## [Exercise]
Among the lines listed below, count those that include the string "text", and state only the count.

## [Input]
<<<<

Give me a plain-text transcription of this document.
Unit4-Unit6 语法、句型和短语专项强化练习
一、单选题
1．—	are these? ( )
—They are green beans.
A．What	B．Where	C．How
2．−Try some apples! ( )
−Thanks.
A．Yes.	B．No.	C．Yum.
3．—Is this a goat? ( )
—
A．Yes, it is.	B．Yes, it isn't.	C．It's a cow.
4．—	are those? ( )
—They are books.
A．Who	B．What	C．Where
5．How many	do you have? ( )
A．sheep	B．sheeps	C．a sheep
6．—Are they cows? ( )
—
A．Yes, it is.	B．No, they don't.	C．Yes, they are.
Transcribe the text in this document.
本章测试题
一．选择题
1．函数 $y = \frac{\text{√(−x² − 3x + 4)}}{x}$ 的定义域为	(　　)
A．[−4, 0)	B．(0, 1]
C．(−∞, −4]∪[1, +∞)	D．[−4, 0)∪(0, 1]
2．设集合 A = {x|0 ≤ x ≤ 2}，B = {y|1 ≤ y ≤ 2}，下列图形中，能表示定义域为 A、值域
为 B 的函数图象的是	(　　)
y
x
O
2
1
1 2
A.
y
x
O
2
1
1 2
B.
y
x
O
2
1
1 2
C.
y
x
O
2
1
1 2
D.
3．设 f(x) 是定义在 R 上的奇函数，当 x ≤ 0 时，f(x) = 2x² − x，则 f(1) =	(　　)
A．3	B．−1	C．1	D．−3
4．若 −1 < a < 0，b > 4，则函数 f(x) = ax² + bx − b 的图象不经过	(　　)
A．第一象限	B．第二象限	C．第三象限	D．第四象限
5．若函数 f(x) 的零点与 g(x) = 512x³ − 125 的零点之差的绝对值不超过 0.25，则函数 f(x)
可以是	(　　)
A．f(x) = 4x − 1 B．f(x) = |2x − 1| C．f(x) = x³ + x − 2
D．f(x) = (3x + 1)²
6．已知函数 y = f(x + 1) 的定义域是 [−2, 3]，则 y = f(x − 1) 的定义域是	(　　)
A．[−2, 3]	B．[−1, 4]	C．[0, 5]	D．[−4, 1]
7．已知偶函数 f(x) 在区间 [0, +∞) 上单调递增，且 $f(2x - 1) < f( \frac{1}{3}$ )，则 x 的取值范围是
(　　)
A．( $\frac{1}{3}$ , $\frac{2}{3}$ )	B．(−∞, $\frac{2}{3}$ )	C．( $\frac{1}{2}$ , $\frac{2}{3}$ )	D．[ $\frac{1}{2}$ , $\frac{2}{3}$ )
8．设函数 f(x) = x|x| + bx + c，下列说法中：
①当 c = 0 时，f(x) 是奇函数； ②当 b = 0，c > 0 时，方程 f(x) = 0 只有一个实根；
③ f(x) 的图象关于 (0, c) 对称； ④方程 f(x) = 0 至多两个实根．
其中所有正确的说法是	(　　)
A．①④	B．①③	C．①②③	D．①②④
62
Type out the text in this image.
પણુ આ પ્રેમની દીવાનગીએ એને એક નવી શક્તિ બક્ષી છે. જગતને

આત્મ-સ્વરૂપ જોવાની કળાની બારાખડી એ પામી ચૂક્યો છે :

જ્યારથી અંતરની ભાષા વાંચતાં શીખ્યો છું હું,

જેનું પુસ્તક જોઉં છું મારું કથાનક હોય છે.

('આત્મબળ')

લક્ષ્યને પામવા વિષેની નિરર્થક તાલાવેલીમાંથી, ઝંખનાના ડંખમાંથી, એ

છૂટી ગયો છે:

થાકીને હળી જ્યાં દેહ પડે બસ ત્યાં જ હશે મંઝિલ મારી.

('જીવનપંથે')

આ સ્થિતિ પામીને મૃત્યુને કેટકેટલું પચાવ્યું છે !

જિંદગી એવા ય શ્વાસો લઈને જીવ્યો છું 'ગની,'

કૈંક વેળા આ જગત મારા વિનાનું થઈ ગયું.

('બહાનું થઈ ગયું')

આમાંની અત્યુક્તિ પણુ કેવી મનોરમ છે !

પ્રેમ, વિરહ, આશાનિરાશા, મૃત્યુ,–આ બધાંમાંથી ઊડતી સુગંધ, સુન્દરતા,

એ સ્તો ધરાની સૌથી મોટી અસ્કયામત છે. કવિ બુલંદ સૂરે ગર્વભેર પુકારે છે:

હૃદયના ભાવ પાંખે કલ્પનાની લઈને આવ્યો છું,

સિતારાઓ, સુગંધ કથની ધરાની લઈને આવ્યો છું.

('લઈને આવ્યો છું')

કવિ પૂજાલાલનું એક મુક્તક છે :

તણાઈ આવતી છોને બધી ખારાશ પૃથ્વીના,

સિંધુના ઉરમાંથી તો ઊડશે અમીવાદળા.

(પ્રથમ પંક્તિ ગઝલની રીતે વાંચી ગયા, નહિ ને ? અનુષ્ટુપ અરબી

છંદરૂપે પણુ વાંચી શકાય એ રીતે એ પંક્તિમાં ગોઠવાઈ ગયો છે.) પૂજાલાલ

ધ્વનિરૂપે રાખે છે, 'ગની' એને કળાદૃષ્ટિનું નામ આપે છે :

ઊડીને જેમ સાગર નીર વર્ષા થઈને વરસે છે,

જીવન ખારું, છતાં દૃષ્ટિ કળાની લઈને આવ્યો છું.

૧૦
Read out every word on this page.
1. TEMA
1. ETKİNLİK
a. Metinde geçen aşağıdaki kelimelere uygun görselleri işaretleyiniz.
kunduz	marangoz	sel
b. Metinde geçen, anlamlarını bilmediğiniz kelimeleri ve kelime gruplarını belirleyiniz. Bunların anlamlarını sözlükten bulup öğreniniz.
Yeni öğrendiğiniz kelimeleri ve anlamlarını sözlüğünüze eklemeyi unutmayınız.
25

>>>>

## [Final result]
4